→ **What you have to do**
Quote the whole listing word for word. Do not include the pictures.

Records from a dataset:
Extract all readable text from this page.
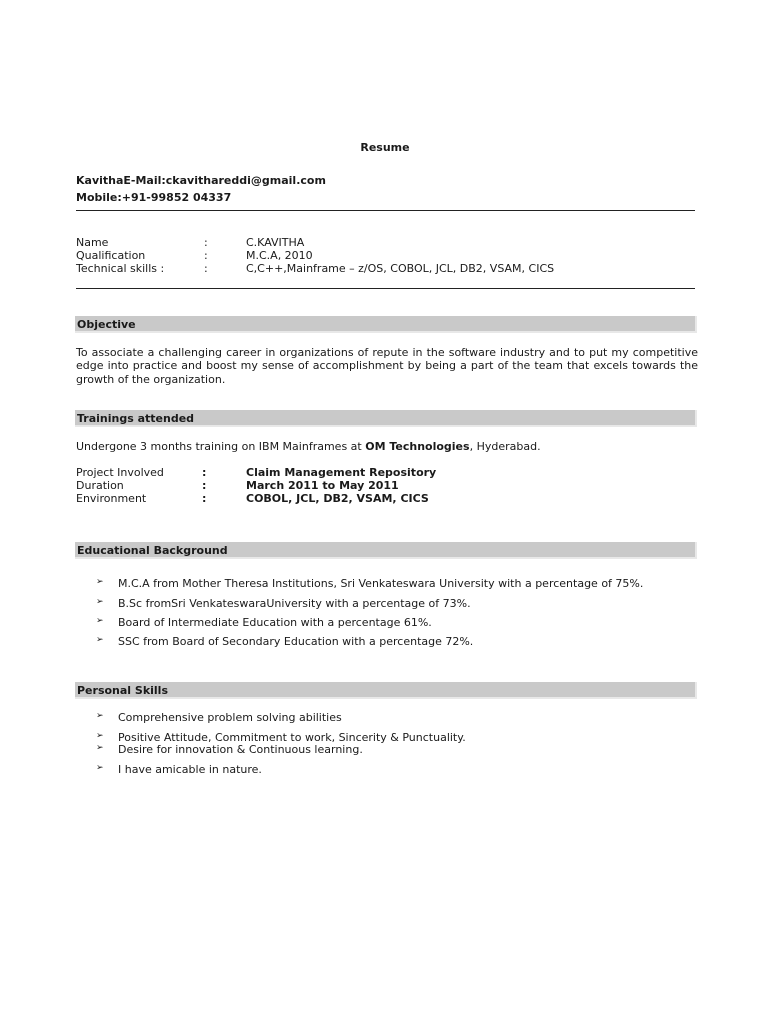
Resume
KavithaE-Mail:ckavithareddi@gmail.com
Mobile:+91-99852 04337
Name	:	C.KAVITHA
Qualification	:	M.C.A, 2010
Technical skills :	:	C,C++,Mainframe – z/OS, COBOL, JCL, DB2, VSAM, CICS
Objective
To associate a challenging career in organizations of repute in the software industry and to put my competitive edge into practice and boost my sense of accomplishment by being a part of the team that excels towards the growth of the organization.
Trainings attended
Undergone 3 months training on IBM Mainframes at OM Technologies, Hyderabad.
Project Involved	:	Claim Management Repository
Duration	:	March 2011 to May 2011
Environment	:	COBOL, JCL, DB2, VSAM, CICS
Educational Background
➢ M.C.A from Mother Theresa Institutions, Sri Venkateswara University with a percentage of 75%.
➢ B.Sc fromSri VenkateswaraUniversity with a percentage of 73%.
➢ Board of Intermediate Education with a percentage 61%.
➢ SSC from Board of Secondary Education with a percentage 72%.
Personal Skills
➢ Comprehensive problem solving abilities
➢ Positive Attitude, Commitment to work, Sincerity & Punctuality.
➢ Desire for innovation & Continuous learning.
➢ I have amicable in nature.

→ **Solution**
Extract all readable text from this page.
Resume
KavithaE-Mail:ckavithareddi@gmail.com
Mobile:+91-99852 04337
Name	:	C.KAVITHA
Qualification	:	M.C.A, 2010
Technical skills :	:	C,C++,Mainframe – z/OS, COBOL, JCL, DB2, VSAM, CICS
Objective
To associate a challenging career in organizations of repute in the software industry and to put my competitive edge into practice and boost my sense of accomplishment by being a part of the team that excels towards the growth of the organization.
Trainings attended
Undergone 3 months training on IBM Mainframes at OM Technologies, Hyderabad.
Project Involved	:	Claim Management Repository
Duration	:	March 2011 to May 2011
Environment	:	COBOL, JCL, DB2, VSAM, CICS
Educational Background
➢ M.C.A from Mother Theresa Institutions, Sri Venkateswara University with a percentage of 75%.
➢ B.Sc fromSri VenkateswaraUniversity with a percentage of 73%.
➢ Board of Intermediate Education with a percentage 61%.
➢ SSC from Board of Secondary Education with a percentage 72%.
Personal Skills
➢ Comprehensive problem solving abilities
➢ Positive Attitude, Commitment to work, Sincerity & Punctuality.
➢ Desire for innovation & Continuous learning.
➢ I have amicable in nature.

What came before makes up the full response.